** start Task material **
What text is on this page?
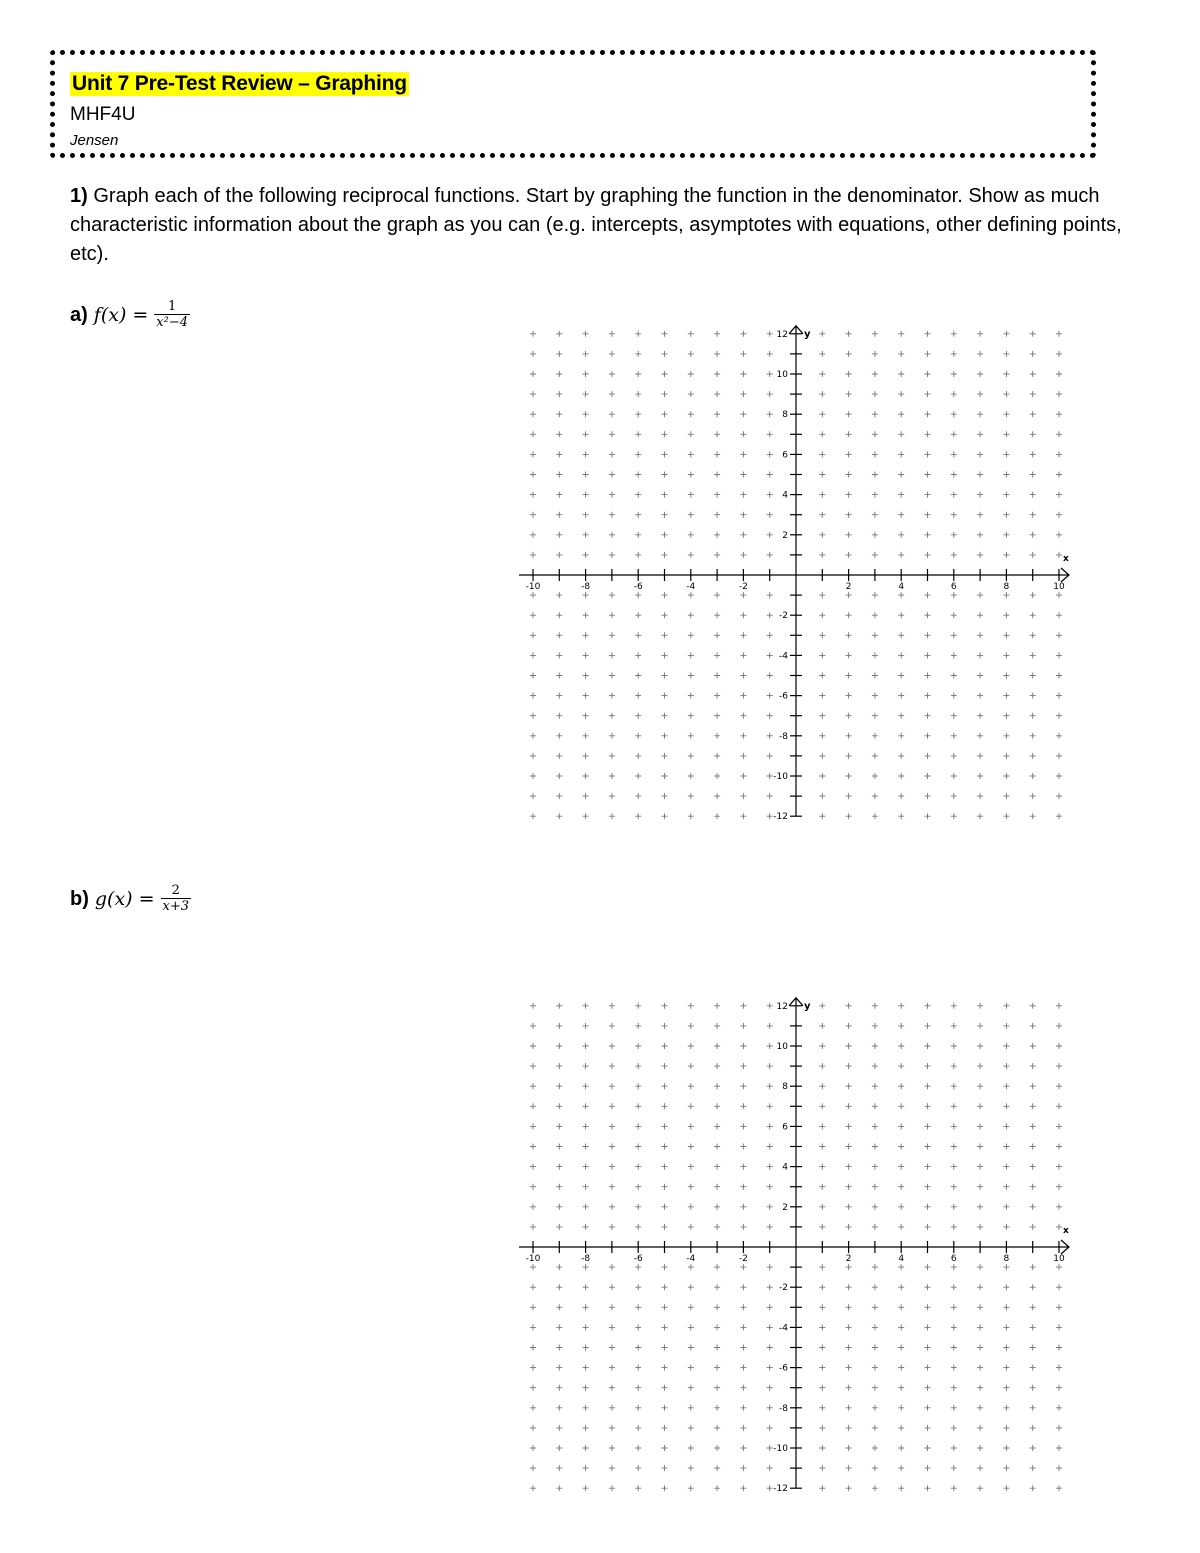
Unit 7 Pre-Test Review – Graphing
MHF4U
Jensen
1) Graph each of the following reciprocal functions. Start by graphing the function in the denominator. Show as much characteristic information about the graph as you can (e.g. intercepts, asymptotes with equations, other defining points, etc).
a) $f(x) = \frac{1}{\text{x²−4}}$
b) $g(x) = \frac{2}{x+3}$
-10	-8	-6	-4	-2	2	4	6	8	10
12
10
8
6
4
2
-2
-4
-6
-8
-10
-12
x
y
-10	-8	-6	-4	-2	2	4	6	8	10
12
10
8
6
4
2
-2
-4
-6
-8
-10
-12
x
y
** end Task material **
■ Problem description: Leave every image out, and retype the material exactly.

■ Output below:
What text is on this page?
Unit 7 Pre-Test Review – Graphing
MHF4U
Jensen
1) Graph each of the following reciprocal functions. Start by graphing the function in the denominator. Show as much characteristic information about the graph as you can (e.g. intercepts, asymptotes with equations, other defining points, etc).
a) $f(x) = \frac{1}{\text{x²−4}}$
b) $g(x) = \frac{2}{x+3}$
-10	-8	-6	-4	-2	2	4	6	8	10
12
10
8
6
4
2
-2
-4
-6
-8
-10
-12
x
y
-10	-8	-6	-4	-2	2	4	6	8	10
12
10
8
6
4
2
-2
-4
-6
-8
-10
-12
x
y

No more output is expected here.